- _WHAT TO WORK ON_
Among the records below, find each line that includes the string "color" and copy it.
==== RAW DATA ====
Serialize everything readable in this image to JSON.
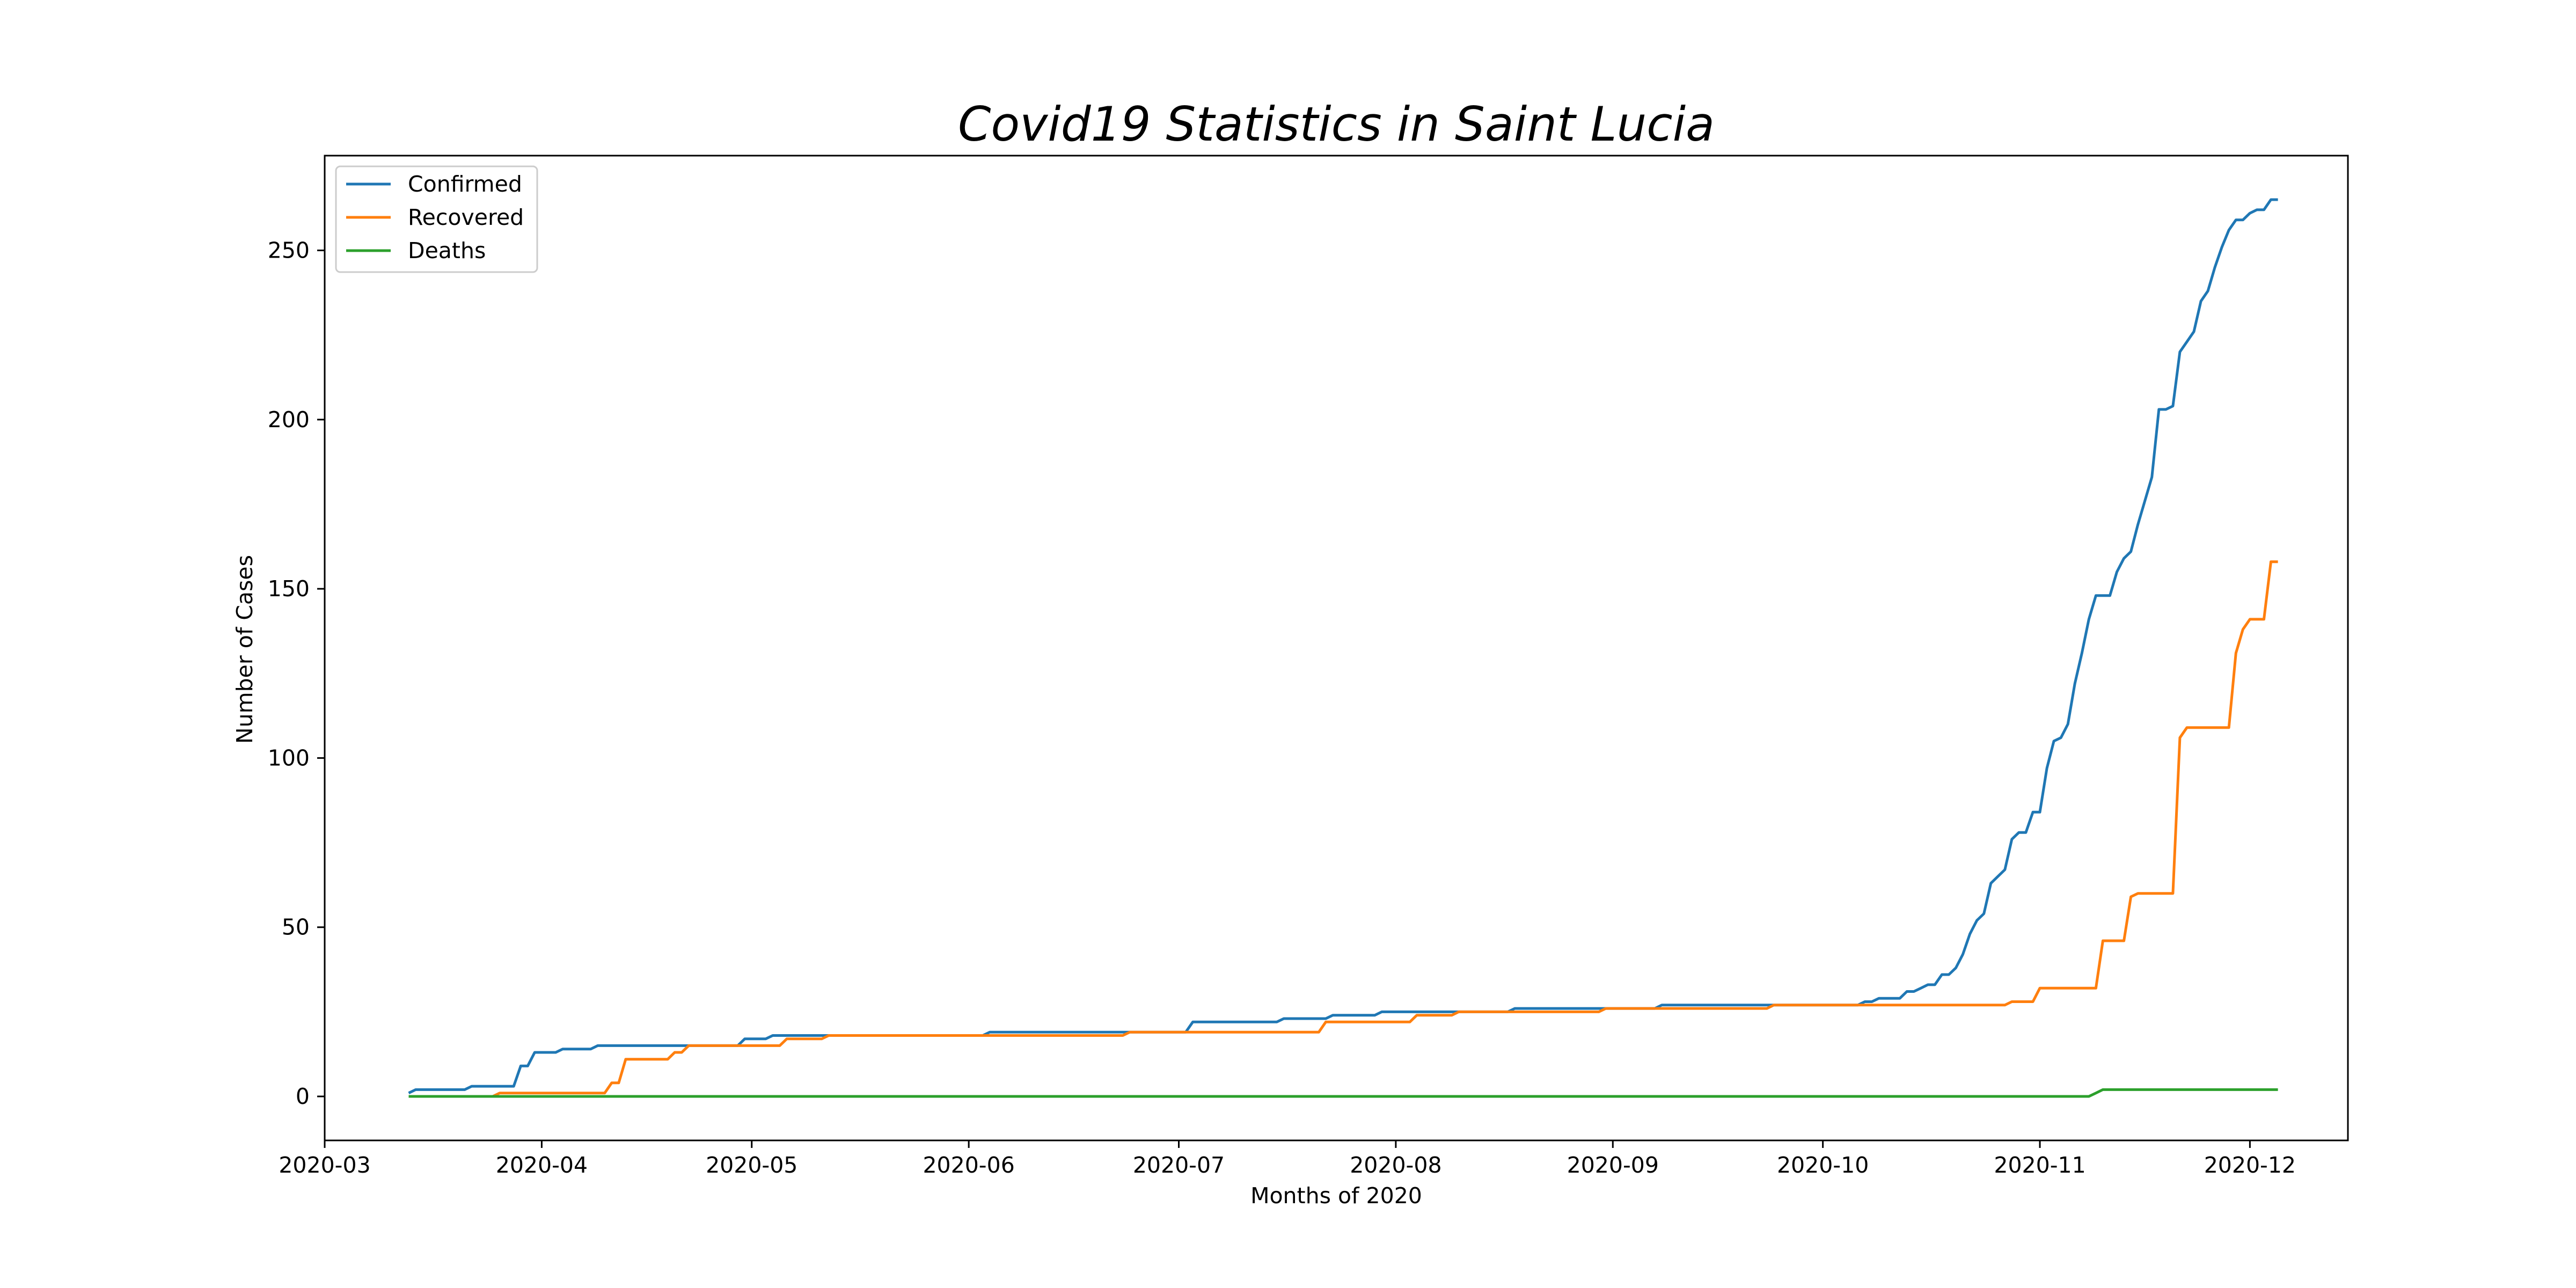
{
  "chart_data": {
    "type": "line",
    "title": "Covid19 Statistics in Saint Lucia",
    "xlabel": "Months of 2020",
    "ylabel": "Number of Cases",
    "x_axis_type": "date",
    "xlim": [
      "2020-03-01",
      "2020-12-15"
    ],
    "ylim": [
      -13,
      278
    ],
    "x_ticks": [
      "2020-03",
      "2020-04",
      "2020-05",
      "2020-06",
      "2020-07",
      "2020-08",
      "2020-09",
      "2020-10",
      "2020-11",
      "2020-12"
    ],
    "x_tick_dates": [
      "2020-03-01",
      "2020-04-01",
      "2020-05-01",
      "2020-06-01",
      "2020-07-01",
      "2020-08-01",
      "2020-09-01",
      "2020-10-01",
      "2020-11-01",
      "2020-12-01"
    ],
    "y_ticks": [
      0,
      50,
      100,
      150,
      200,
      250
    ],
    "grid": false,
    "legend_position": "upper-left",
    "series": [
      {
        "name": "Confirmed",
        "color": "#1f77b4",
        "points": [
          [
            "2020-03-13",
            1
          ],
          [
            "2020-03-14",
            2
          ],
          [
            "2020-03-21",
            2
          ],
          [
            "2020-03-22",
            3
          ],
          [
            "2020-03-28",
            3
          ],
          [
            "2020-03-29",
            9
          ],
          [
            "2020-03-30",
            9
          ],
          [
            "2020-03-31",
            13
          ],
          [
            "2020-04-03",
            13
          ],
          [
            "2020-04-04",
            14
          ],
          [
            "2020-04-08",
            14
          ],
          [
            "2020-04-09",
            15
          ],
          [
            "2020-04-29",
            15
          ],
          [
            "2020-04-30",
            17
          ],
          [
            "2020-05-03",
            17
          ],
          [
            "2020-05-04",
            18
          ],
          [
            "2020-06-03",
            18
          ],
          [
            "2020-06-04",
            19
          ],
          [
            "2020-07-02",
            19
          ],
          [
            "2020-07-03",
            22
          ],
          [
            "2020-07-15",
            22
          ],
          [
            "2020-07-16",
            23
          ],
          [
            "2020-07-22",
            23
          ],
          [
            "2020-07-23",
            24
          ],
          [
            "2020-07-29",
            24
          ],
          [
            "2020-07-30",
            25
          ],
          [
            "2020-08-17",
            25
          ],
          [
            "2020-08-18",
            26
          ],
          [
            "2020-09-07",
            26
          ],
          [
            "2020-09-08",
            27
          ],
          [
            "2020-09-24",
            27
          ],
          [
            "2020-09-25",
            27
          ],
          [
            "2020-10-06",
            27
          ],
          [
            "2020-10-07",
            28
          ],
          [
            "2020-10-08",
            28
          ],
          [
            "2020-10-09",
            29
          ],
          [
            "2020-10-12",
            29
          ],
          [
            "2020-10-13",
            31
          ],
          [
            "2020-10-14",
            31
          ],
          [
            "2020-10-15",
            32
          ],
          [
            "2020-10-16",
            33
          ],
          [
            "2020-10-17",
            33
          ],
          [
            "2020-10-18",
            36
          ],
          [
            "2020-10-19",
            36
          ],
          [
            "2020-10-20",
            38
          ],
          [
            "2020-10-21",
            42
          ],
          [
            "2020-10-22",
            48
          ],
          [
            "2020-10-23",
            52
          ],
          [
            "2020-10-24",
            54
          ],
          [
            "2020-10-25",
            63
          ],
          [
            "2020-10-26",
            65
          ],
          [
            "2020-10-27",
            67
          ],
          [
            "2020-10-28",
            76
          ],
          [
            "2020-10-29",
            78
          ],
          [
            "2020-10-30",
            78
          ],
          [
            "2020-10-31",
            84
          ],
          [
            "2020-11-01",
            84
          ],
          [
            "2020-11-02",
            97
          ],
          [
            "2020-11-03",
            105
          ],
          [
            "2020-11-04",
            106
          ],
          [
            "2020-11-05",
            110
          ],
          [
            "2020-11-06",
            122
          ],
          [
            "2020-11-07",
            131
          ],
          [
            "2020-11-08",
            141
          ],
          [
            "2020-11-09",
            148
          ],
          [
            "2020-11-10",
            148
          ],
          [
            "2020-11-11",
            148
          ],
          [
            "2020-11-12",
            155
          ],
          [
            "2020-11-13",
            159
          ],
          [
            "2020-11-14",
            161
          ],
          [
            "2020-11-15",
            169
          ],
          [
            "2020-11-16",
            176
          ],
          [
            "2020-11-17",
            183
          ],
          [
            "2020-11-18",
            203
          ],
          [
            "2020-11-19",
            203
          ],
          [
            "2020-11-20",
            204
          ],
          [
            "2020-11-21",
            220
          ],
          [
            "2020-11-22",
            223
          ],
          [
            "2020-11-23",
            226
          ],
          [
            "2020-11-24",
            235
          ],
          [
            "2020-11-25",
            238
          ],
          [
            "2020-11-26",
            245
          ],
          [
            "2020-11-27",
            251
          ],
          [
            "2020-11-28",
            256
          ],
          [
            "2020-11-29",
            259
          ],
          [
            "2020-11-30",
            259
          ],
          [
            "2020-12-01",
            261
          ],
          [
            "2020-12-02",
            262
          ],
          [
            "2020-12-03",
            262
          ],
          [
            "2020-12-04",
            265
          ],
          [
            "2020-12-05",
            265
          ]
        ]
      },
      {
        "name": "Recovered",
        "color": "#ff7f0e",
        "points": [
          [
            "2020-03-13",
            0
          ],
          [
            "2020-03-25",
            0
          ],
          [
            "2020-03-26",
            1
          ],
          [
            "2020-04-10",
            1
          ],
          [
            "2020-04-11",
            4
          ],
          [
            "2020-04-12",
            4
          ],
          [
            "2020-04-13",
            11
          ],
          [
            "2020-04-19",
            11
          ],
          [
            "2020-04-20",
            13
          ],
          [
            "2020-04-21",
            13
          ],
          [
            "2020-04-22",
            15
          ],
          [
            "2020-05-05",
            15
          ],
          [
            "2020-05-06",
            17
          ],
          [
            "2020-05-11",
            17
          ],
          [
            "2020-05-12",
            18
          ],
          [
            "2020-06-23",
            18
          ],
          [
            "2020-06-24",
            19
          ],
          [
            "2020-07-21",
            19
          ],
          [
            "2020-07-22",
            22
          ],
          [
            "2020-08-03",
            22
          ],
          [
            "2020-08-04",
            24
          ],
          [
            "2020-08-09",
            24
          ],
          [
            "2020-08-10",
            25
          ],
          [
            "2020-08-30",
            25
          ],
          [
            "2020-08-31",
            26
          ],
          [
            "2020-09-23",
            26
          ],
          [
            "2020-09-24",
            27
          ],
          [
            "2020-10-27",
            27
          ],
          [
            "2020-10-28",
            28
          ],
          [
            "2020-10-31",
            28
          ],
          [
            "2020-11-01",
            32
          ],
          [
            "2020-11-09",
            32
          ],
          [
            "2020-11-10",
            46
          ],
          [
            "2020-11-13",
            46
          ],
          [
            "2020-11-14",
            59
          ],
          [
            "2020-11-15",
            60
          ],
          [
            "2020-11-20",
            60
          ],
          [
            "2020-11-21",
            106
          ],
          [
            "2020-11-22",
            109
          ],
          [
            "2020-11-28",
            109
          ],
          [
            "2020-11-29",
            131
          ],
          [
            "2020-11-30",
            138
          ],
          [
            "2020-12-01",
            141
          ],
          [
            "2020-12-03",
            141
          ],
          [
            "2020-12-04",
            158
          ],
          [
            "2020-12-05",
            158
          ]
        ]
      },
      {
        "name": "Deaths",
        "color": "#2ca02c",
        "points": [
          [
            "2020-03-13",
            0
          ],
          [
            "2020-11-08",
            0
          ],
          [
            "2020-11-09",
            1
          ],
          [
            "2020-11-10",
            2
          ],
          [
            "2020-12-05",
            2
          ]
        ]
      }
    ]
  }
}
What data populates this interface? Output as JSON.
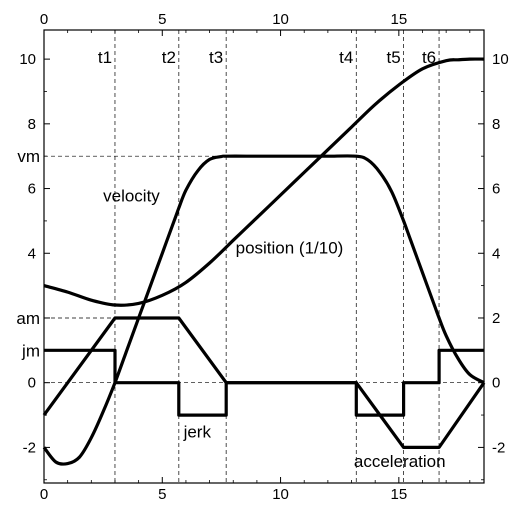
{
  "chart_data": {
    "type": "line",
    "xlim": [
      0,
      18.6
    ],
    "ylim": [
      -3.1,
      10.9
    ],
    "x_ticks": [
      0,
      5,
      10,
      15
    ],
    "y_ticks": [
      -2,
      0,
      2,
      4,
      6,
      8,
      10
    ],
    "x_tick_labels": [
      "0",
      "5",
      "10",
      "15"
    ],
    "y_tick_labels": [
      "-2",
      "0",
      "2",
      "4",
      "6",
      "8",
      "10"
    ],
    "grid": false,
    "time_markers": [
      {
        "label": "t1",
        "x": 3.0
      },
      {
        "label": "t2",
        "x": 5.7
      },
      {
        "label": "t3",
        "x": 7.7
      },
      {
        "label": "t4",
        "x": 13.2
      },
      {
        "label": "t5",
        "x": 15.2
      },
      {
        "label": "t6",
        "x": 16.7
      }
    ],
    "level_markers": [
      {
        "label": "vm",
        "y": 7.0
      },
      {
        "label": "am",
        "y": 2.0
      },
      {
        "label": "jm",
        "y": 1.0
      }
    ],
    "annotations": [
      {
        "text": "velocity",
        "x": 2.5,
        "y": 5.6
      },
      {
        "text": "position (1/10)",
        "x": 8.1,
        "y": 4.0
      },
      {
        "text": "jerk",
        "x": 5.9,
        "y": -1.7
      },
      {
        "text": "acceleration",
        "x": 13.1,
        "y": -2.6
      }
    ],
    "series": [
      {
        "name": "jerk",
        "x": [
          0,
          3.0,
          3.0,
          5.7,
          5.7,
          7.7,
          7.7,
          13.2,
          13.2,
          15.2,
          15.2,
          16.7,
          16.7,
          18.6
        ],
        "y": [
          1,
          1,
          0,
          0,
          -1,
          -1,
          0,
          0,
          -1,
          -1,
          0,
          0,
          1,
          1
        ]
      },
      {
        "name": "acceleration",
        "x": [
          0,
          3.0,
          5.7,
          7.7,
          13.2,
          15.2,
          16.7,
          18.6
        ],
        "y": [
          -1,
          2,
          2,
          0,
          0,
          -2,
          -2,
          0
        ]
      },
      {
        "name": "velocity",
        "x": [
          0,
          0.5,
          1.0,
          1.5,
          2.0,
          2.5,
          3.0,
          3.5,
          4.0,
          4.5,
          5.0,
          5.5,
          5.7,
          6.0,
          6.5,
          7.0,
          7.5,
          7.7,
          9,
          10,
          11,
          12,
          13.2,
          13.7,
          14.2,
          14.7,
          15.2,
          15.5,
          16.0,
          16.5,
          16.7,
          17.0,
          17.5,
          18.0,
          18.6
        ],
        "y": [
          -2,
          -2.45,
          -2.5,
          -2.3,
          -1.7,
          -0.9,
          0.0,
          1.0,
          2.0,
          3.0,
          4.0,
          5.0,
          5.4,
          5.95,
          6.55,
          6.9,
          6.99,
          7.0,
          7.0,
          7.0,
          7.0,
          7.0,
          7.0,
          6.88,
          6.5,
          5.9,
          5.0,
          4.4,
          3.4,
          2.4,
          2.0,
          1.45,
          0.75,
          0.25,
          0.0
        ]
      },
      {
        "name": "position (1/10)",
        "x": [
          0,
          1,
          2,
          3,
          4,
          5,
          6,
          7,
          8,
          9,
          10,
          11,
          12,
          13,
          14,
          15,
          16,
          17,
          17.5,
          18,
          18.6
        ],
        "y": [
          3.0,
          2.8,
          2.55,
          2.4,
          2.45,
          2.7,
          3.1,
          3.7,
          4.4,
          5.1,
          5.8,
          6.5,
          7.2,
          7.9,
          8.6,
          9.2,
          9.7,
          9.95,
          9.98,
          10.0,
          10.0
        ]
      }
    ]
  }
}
====
- _THE REPLY_
        "color": "#1f77b4",
        "color": "#ff7f0e",
        "color": "#2ca02c",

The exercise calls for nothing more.